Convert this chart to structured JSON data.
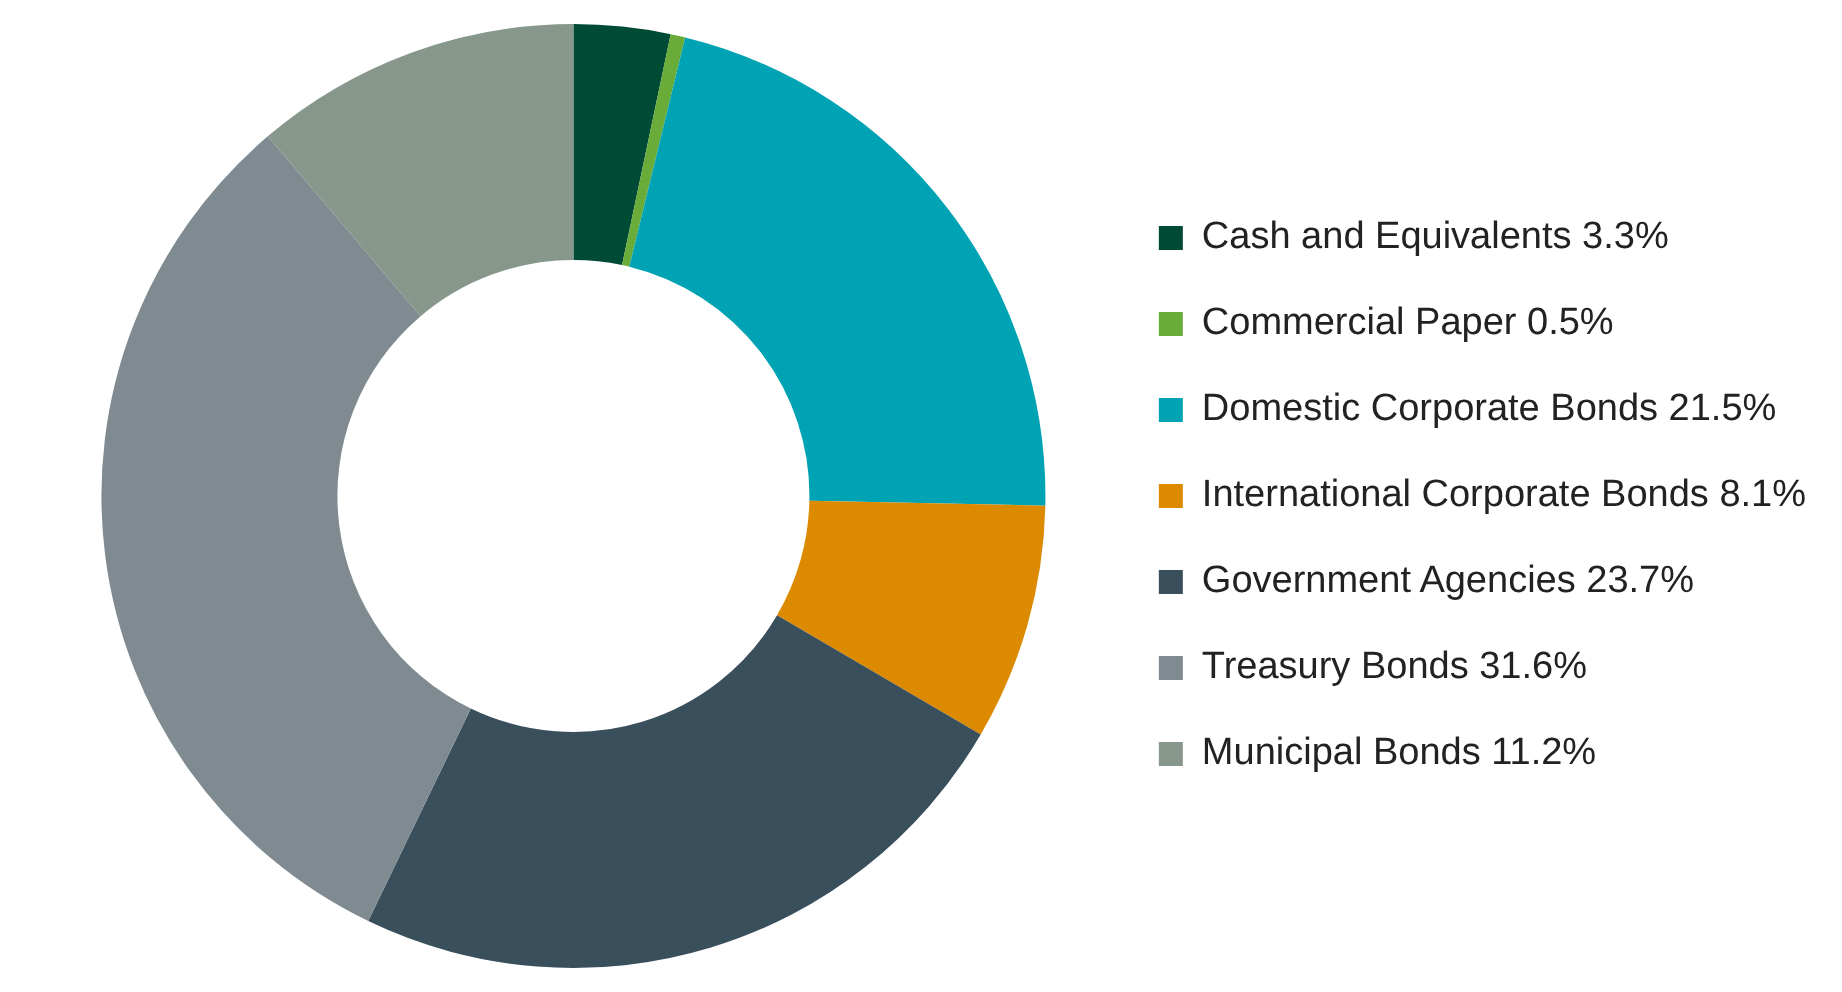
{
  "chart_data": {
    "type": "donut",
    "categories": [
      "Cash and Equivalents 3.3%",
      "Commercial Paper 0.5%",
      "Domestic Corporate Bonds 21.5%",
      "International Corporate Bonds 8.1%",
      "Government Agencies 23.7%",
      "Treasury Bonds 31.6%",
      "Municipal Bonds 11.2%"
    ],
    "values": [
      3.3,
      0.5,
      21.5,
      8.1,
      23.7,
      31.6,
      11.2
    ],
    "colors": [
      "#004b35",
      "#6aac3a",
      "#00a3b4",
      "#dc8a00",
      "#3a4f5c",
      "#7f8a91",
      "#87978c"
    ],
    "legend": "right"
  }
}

──────────

- Your task -
Of the lines in the material, how many include "Bonds"? Respond with the number alone.

- Output -
4